● Task prompt
Write the material out again exactly.

Dataset rows
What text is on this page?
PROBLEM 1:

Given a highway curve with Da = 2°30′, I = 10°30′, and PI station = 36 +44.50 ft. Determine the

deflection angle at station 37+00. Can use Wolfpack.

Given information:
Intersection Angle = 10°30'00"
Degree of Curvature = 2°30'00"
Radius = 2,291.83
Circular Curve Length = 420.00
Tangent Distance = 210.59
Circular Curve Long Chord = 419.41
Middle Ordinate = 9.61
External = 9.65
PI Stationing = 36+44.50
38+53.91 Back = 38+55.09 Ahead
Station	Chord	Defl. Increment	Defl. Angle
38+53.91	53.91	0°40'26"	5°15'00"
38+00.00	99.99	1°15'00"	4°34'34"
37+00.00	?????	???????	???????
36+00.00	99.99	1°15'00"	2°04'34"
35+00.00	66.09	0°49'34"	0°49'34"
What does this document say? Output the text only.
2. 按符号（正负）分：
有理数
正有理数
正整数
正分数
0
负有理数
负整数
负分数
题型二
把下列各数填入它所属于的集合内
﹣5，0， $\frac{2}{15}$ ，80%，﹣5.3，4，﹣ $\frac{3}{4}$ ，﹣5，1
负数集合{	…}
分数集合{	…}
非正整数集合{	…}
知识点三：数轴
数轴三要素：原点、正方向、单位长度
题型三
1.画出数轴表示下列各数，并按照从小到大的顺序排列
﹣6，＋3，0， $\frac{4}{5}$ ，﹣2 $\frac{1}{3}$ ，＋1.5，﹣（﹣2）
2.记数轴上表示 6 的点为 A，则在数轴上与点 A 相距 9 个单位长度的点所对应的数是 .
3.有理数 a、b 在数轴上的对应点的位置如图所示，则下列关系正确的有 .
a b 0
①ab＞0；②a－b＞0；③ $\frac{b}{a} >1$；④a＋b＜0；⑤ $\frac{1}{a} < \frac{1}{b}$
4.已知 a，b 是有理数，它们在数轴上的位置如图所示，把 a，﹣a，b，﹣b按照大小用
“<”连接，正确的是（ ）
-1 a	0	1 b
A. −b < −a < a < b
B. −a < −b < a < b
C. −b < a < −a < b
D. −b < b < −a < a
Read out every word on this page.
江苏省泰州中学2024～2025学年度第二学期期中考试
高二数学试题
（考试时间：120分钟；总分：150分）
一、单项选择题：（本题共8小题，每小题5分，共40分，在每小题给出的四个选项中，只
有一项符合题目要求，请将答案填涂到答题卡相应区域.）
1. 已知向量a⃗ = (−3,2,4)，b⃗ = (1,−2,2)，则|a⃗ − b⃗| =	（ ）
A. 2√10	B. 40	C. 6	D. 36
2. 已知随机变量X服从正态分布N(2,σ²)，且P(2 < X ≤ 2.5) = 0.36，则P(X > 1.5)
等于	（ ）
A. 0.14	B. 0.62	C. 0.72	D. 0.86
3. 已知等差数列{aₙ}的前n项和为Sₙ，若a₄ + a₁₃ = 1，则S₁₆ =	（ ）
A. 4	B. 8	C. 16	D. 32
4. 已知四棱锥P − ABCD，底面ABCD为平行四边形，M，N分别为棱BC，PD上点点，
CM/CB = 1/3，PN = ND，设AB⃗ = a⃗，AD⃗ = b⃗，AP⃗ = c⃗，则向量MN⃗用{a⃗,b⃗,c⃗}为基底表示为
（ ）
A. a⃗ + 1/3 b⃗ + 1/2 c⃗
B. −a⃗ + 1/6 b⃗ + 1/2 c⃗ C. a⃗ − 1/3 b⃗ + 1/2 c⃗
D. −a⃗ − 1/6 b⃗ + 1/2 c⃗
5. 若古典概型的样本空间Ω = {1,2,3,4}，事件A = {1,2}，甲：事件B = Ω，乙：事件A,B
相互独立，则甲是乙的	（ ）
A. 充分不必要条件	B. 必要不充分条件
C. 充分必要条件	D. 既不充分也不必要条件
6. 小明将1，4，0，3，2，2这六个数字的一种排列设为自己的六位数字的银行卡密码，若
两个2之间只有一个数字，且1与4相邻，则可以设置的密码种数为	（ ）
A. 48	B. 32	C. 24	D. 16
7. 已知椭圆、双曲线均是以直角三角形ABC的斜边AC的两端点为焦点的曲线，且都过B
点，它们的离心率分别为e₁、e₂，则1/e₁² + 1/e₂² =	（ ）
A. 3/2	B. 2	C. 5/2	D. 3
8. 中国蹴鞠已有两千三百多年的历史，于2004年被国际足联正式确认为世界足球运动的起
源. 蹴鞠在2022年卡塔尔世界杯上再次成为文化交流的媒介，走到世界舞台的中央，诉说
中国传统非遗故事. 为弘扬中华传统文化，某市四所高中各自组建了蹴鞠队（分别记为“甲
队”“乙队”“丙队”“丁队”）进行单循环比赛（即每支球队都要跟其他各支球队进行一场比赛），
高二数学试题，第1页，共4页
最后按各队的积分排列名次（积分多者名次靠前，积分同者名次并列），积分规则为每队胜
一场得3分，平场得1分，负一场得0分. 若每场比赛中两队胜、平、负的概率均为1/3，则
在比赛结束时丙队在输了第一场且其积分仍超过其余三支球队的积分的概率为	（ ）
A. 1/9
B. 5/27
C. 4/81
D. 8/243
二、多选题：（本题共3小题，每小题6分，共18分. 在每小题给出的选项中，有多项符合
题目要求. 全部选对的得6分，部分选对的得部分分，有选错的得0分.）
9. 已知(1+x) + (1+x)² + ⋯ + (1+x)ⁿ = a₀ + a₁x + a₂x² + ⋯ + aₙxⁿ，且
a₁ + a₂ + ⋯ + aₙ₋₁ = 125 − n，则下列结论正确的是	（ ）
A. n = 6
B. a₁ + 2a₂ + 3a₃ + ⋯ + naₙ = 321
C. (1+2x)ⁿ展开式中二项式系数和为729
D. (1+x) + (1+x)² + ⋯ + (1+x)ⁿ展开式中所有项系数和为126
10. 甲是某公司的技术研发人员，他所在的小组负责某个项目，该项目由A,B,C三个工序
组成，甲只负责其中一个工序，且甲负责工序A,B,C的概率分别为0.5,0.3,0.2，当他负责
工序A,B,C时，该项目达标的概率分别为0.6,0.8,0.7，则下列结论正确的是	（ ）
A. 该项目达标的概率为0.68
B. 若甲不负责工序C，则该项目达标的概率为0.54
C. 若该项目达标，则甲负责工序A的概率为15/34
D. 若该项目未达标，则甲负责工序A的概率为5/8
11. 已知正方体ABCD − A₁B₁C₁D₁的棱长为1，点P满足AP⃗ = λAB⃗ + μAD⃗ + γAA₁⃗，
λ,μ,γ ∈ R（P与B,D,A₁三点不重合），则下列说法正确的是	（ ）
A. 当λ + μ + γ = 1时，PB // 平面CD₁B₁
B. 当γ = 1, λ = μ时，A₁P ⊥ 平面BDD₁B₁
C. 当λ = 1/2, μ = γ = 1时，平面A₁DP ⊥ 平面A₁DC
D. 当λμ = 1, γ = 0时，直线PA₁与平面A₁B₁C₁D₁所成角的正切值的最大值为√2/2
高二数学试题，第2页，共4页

● Task solution
What text is on this page?
PROBLEM 1:

Given a highway curve with Da = 2°30′, I = 10°30′, and PI station = 36 +44.50 ft. Determine the

deflection angle at station 37+00. Can use Wolfpack.

Given information:
Intersection Angle = 10°30'00"
Degree of Curvature = 2°30'00"
Radius = 2,291.83
Circular Curve Length = 420.00
Tangent Distance = 210.59
Circular Curve Long Chord = 419.41
Middle Ordinate = 9.61
External = 9.65
PI Stationing = 36+44.50
38+53.91 Back = 38+55.09 Ahead
Station	Chord	Defl. Increment	Defl. Angle
38+53.91	53.91	0°40'26"	5°15'00"
38+00.00	99.99	1°15'00"	4°34'34"
37+00.00	?????	???????	???????
36+00.00	99.99	1°15'00"	2°04'34"
35+00.00	66.09	0°49'34"	0°49'34"
What does this document say? Output the text only.
2. 按符号（正负）分：
有理数
正有理数
正整数
正分数
0
负有理数
负整数
负分数
题型二
把下列各数填入它所属于的集合内
﹣5，0， $\frac{2}{15}$ ，80%，﹣5.3，4，﹣ $\frac{3}{4}$ ，﹣5，1
负数集合{	…}
分数集合{	…}
非正整数集合{	…}
知识点三：数轴
数轴三要素：原点、正方向、单位长度
题型三
1.画出数轴表示下列各数，并按照从小到大的顺序排列
﹣6，＋3，0， $\frac{4}{5}$ ，﹣2 $\frac{1}{3}$ ，＋1.5，﹣（﹣2）
2.记数轴上表示 6 的点为 A，则在数轴上与点 A 相距 9 个单位长度的点所对应的数是 .
3.有理数 a、b 在数轴上的对应点的位置如图所示，则下列关系正确的有 .
a b 0
①ab＞0；②a－b＞0；③ $\frac{b}{a} >1$；④a＋b＜0；⑤ $\frac{1}{a} < \frac{1}{b}$
4.已知 a，b 是有理数，它们在数轴上的位置如图所示，把 a，﹣a，b，﹣b按照大小用
“<”连接，正确的是（ ）
-1 a	0	1 b
A. −b < −a < a < b
B. −a < −b < a < b
C. −b < a < −a < b
D. −b < b < −a < a
Read out every word on this page.
江苏省泰州中学2024～2025学年度第二学期期中考试
高二数学试题
（考试时间：120分钟；总分：150分）
一、单项选择题：（本题共8小题，每小题5分，共40分，在每小题给出的四个选项中，只
有一项符合题目要求，请将答案填涂到答题卡相应区域.）
1. 已知向量a⃗ = (−3,2,4)，b⃗ = (1,−2,2)，则|a⃗ − b⃗| =	（ ）
A. 2√10	B. 40	C. 6	D. 36
2. 已知随机变量X服从正态分布N(2,σ²)，且P(2 < X ≤ 2.5) = 0.36，则P(X > 1.5)
等于	（ ）
A. 0.14	B. 0.62	C. 0.72	D. 0.86
3. 已知等差数列{aₙ}的前n项和为Sₙ，若a₄ + a₁₃ = 1，则S₁₆ =	（ ）
A. 4	B. 8	C. 16	D. 32
4. 已知四棱锥P − ABCD，底面ABCD为平行四边形，M，N分别为棱BC，PD上点点，
CM/CB = 1/3，PN = ND，设AB⃗ = a⃗，AD⃗ = b⃗，AP⃗ = c⃗，则向量MN⃗用{a⃗,b⃗,c⃗}为基底表示为
（ ）
A. a⃗ + 1/3 b⃗ + 1/2 c⃗
B. −a⃗ + 1/6 b⃗ + 1/2 c⃗ C. a⃗ − 1/3 b⃗ + 1/2 c⃗
D. −a⃗ − 1/6 b⃗ + 1/2 c⃗
5. 若古典概型的样本空间Ω = {1,2,3,4}，事件A = {1,2}，甲：事件B = Ω，乙：事件A,B
相互独立，则甲是乙的	（ ）
A. 充分不必要条件	B. 必要不充分条件
C. 充分必要条件	D. 既不充分也不必要条件
6. 小明将1，4，0，3，2，2这六个数字的一种排列设为自己的六位数字的银行卡密码，若
两个2之间只有一个数字，且1与4相邻，则可以设置的密码种数为	（ ）
A. 48	B. 32	C. 24	D. 16
7. 已知椭圆、双曲线均是以直角三角形ABC的斜边AC的两端点为焦点的曲线，且都过B
点，它们的离心率分别为e₁、e₂，则1/e₁² + 1/e₂² =	（ ）
A. 3/2	B. 2	C. 5/2	D. 3
8. 中国蹴鞠已有两千三百多年的历史，于2004年被国际足联正式确认为世界足球运动的起
源. 蹴鞠在2022年卡塔尔世界杯上再次成为文化交流的媒介，走到世界舞台的中央，诉说
中国传统非遗故事. 为弘扬中华传统文化，某市四所高中各自组建了蹴鞠队（分别记为“甲
队”“乙队”“丙队”“丁队”）进行单循环比赛（即每支球队都要跟其他各支球队进行一场比赛），
高二数学试题，第1页，共4页
最后按各队的积分排列名次（积分多者名次靠前，积分同者名次并列），积分规则为每队胜
一场得3分，平场得1分，负一场得0分. 若每场比赛中两队胜、平、负的概率均为1/3，则
在比赛结束时丙队在输了第一场且其积分仍超过其余三支球队的积分的概率为	（ ）
A. 1/9
B. 5/27
C. 4/81
D. 8/243
二、多选题：（本题共3小题，每小题6分，共18分. 在每小题给出的选项中，有多项符合
题目要求. 全部选对的得6分，部分选对的得部分分，有选错的得0分.）
9. 已知(1+x) + (1+x)² + ⋯ + (1+x)ⁿ = a₀ + a₁x + a₂x² + ⋯ + aₙxⁿ，且
a₁ + a₂ + ⋯ + aₙ₋₁ = 125 − n，则下列结论正确的是	（ ）
A. n = 6
B. a₁ + 2a₂ + 3a₃ + ⋯ + naₙ = 321
C. (1+2x)ⁿ展开式中二项式系数和为729
D. (1+x) + (1+x)² + ⋯ + (1+x)ⁿ展开式中所有项系数和为126
10. 甲是某公司的技术研发人员，他所在的小组负责某个项目，该项目由A,B,C三个工序
组成，甲只负责其中一个工序，且甲负责工序A,B,C的概率分别为0.5,0.3,0.2，当他负责
工序A,B,C时，该项目达标的概率分别为0.6,0.8,0.7，则下列结论正确的是	（ ）
A. 该项目达标的概率为0.68
B. 若甲不负责工序C，则该项目达标的概率为0.54
C. 若该项目达标，则甲负责工序A的概率为15/34
D. 若该项目未达标，则甲负责工序A的概率为5/8
11. 已知正方体ABCD − A₁B₁C₁D₁的棱长为1，点P满足AP⃗ = λAB⃗ + μAD⃗ + γAA₁⃗，
λ,μ,γ ∈ R（P与B,D,A₁三点不重合），则下列说法正确的是	（ ）
A. 当λ + μ + γ = 1时，PB // 平面CD₁B₁
B. 当γ = 1, λ = μ时，A₁P ⊥ 平面BDD₁B₁
C. 当λ = 1/2, μ = γ = 1时，平面A₁DP ⊥ 平面A₁DC
D. 当λμ = 1, γ = 0时，直线PA₁与平面A₁B₁C₁D₁所成角的正切值的最大值为√2/2
高二数学试题，第2页，共4页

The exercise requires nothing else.